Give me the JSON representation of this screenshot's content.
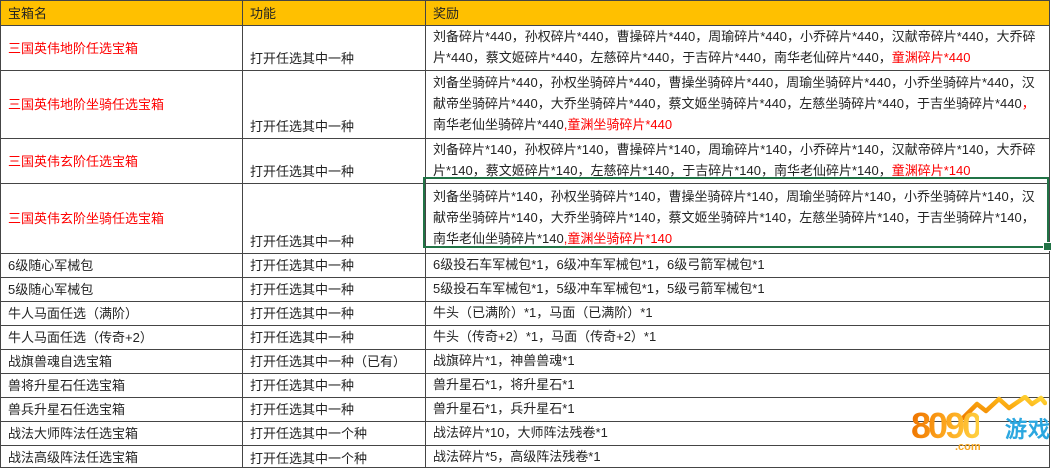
{
  "header": {
    "columns": [
      "宝箱名",
      "功能",
      "奖励"
    ]
  },
  "colors": {
    "header_bg": "#FFC000",
    "red_text": "#FE0000",
    "selection_green": "#217346",
    "watermark_orange": "#F79B1D",
    "watermark_blue": "#2BA7E0"
  },
  "selection": {
    "selected_row_index": 3,
    "selected_column": "奖励"
  },
  "rows": [
    {
      "name": "三国英伟地阶任选宝箱",
      "name_red": true,
      "func": "打开任选其中一种",
      "reward_segments": [
        {
          "text": "刘备碎片*440，孙权碎片*440，曹操碎片*440，周瑜碎片*440，小乔碎片*440，汉献帝碎片*440，大乔碎片*440，蔡文姬碎片*440，左慈碎片*440，于吉碎片*440，南华老仙碎片*440，",
          "red": false
        },
        {
          "text": "童渊碎片*440",
          "red": true
        }
      ]
    },
    {
      "name": "三国英伟地阶坐骑任选宝箱",
      "name_red": true,
      "func": "打开任选其中一种",
      "reward_segments": [
        {
          "text": "刘备坐骑碎片*440，孙权坐骑碎片*440，曹操坐骑碎片*440，周瑜坐骑碎片*440，小乔坐骑碎片*440，汉献帝坐骑碎片*440，大乔坐骑碎片*440，蔡文姬坐骑碎片*440，左慈坐骑碎片*440，于吉坐骑碎片*440",
          "red": false
        },
        {
          "text": "，",
          "red": true
        },
        {
          "text": "南华老仙坐骑碎片*440",
          "red": false
        },
        {
          "text": ",童渊坐骑碎片*440",
          "red": true
        }
      ]
    },
    {
      "name": "三国英伟玄阶任选宝箱",
      "name_red": true,
      "func": "打开任选其中一种",
      "reward_segments": [
        {
          "text": "刘备碎片*140，孙权碎片*140，曹操碎片*140，周瑜碎片*140，小乔碎片*140，汉献帝碎片*140，大乔碎片*140，蔡文姬碎片*140，左慈碎片*140，于吉碎片*140，南华老仙碎片*140，",
          "red": false
        },
        {
          "text": "童渊碎片*140",
          "red": true
        }
      ]
    },
    {
      "name": "三国英伟玄阶坐骑任选宝箱",
      "name_red": true,
      "func": "打开任选其中一种",
      "reward_segments": [
        {
          "text": "刘备坐骑碎片*140，孙权坐骑碎片*140，曹操坐骑碎片*140，周瑜坐骑碎片*140，小乔坐骑碎片*140，汉献帝坐骑碎片*140，大乔坐骑碎片*140，蔡文姬坐骑碎片*140，左慈坐骑碎片*140，于吉坐骑碎片*140，南华老仙坐骑碎片*140",
          "red": false
        },
        {
          "text": ",童渊坐骑碎片*140",
          "red": true
        }
      ]
    },
    {
      "name": "6级随心军械包",
      "name_red": false,
      "func": "打开任选其中一种",
      "reward_segments": [
        {
          "text": "6级投石车军械包*1，6级冲车军械包*1，6级弓箭军械包*1",
          "red": false
        }
      ]
    },
    {
      "name": "5级随心军械包",
      "name_red": false,
      "func": "打开任选其中一种",
      "reward_segments": [
        {
          "text": "5级投石车军械包*1，5级冲车军械包*1，5级弓箭军械包*1",
          "red": false
        }
      ]
    },
    {
      "name": "牛人马面任选（满阶）",
      "name_red": false,
      "func": "打开任选其中一种",
      "reward_segments": [
        {
          "text": "牛头（已满阶）*1，马面（已满阶）*1",
          "red": false
        }
      ]
    },
    {
      "name": "牛人马面任选（传奇+2）",
      "name_red": false,
      "func": "打开任选其中一种",
      "reward_segments": [
        {
          "text": "牛头（传奇+2）*1，马面（传奇+2）*1",
          "red": false
        }
      ]
    },
    {
      "name": "战旗兽魂自选宝箱",
      "name_red": false,
      "func": "打开任选其中一种（已有）",
      "reward_segments": [
        {
          "text": "战旗碎片*1，神兽兽魂*1",
          "red": false
        }
      ]
    },
    {
      "name": "兽将升星石任选宝箱",
      "name_red": false,
      "func": "打开任选其中一种",
      "reward_segments": [
        {
          "text": "兽升星石*1，将升星石*1",
          "red": false
        }
      ]
    },
    {
      "name": "兽兵升星石任选宝箱",
      "name_red": false,
      "func": "打开任选其中一种",
      "reward_segments": [
        {
          "text": "兽升星石*1，兵升星石*1",
          "red": false
        }
      ]
    },
    {
      "name": "战法大师阵法任选宝箱",
      "name_red": false,
      "func": "打开任选其中一个种",
      "reward_segments": [
        {
          "text": "战法碎片*10，大师阵法残卷*1",
          "red": false
        }
      ]
    },
    {
      "name": "战法高级阵法任选宝箱",
      "name_red": false,
      "func": "打开任选其中一个种",
      "reward_segments": [
        {
          "text": "战法碎片*5，高级阵法残卷*1",
          "red": false
        }
      ]
    }
  ],
  "watermark": {
    "number": "8090",
    "domain": ".com",
    "text": "游戏"
  }
}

### EXERCISE PROMPT
Quote the preceding listing precisely and completely, omitting its images.

### PROBLEM SOLUTION
Give me the JSON representation of this screenshot's content.
{
  "header": {
    "columns": [
      "宝箱名",
      "功能",
      "奖励"
    ]
  },
  "colors": {
    "header_bg": "#FFC000",
    "red_text": "#FE0000",
    "selection_green": "#217346",
    "watermark_orange": "#F79B1D",
    "watermark_blue": "#2BA7E0"
  },
  "selection": {
    "selected_row_index": 3,
    "selected_column": "奖励"
  },
  "rows": [
    {
      "name": "三国英伟地阶任选宝箱",
      "name_red": true,
      "func": "打开任选其中一种",
      "reward_segments": [
        {
          "text": "刘备碎片*440，孙权碎片*440，曹操碎片*440，周瑜碎片*440，小乔碎片*440，汉献帝碎片*440，大乔碎片*440，蔡文姬碎片*440，左慈碎片*440，于吉碎片*440，南华老仙碎片*440，",
          "red": false
        },
        {
          "text": "童渊碎片*440",
          "red": true
        }
      ]
    },
    {
      "name": "三国英伟地阶坐骑任选宝箱",
      "name_red": true,
      "func": "打开任选其中一种",
      "reward_segments": [
        {
          "text": "刘备坐骑碎片*440，孙权坐骑碎片*440，曹操坐骑碎片*440，周瑜坐骑碎片*440，小乔坐骑碎片*440，汉献帝坐骑碎片*440，大乔坐骑碎片*440，蔡文姬坐骑碎片*440，左慈坐骑碎片*440，于吉坐骑碎片*440",
          "red": false
        },
        {
          "text": "，",
          "red": true
        },
        {
          "text": "南华老仙坐骑碎片*440",
          "red": false
        },
        {
          "text": ",童渊坐骑碎片*440",
          "red": true
        }
      ]
    },
    {
      "name": "三国英伟玄阶任选宝箱",
      "name_red": true,
      "func": "打开任选其中一种",
      "reward_segments": [
        {
          "text": "刘备碎片*140，孙权碎片*140，曹操碎片*140，周瑜碎片*140，小乔碎片*140，汉献帝碎片*140，大乔碎片*140，蔡文姬碎片*140，左慈碎片*140，于吉碎片*140，南华老仙碎片*140，",
          "red": false
        },
        {
          "text": "童渊碎片*140",
          "red": true
        }
      ]
    },
    {
      "name": "三国英伟玄阶坐骑任选宝箱",
      "name_red": true,
      "func": "打开任选其中一种",
      "reward_segments": [
        {
          "text": "刘备坐骑碎片*140，孙权坐骑碎片*140，曹操坐骑碎片*140，周瑜坐骑碎片*140，小乔坐骑碎片*140，汉献帝坐骑碎片*140，大乔坐骑碎片*140，蔡文姬坐骑碎片*140，左慈坐骑碎片*140，于吉坐骑碎片*140，南华老仙坐骑碎片*140",
          "red": false
        },
        {
          "text": ",童渊坐骑碎片*140",
          "red": true
        }
      ]
    },
    {
      "name": "6级随心军械包",
      "name_red": false,
      "func": "打开任选其中一种",
      "reward_segments": [
        {
          "text": "6级投石车军械包*1，6级冲车军械包*1，6级弓箭军械包*1",
          "red": false
        }
      ]
    },
    {
      "name": "5级随心军械包",
      "name_red": false,
      "func": "打开任选其中一种",
      "reward_segments": [
        {
          "text": "5级投石车军械包*1，5级冲车军械包*1，5级弓箭军械包*1",
          "red": false
        }
      ]
    },
    {
      "name": "牛人马面任选（满阶）",
      "name_red": false,
      "func": "打开任选其中一种",
      "reward_segments": [
        {
          "text": "牛头（已满阶）*1，马面（已满阶）*1",
          "red": false
        }
      ]
    },
    {
      "name": "牛人马面任选（传奇+2）",
      "name_red": false,
      "func": "打开任选其中一种",
      "reward_segments": [
        {
          "text": "牛头（传奇+2）*1，马面（传奇+2）*1",
          "red": false
        }
      ]
    },
    {
      "name": "战旗兽魂自选宝箱",
      "name_red": false,
      "func": "打开任选其中一种（已有）",
      "reward_segments": [
        {
          "text": "战旗碎片*1，神兽兽魂*1",
          "red": false
        }
      ]
    },
    {
      "name": "兽将升星石任选宝箱",
      "name_red": false,
      "func": "打开任选其中一种",
      "reward_segments": [
        {
          "text": "兽升星石*1，将升星石*1",
          "red": false
        }
      ]
    },
    {
      "name": "兽兵升星石任选宝箱",
      "name_red": false,
      "func": "打开任选其中一种",
      "reward_segments": [
        {
          "text": "兽升星石*1，兵升星石*1",
          "red": false
        }
      ]
    },
    {
      "name": "战法大师阵法任选宝箱",
      "name_red": false,
      "func": "打开任选其中一个种",
      "reward_segments": [
        {
          "text": "战法碎片*10，大师阵法残卷*1",
          "red": false
        }
      ]
    },
    {
      "name": "战法高级阵法任选宝箱",
      "name_red": false,
      "func": "打开任选其中一个种",
      "reward_segments": [
        {
          "text": "战法碎片*5，高级阵法残卷*1",
          "red": false
        }
      ]
    }
  ],
  "watermark": {
    "number": "8090",
    "domain": ".com",
    "text": "游戏"
  }
}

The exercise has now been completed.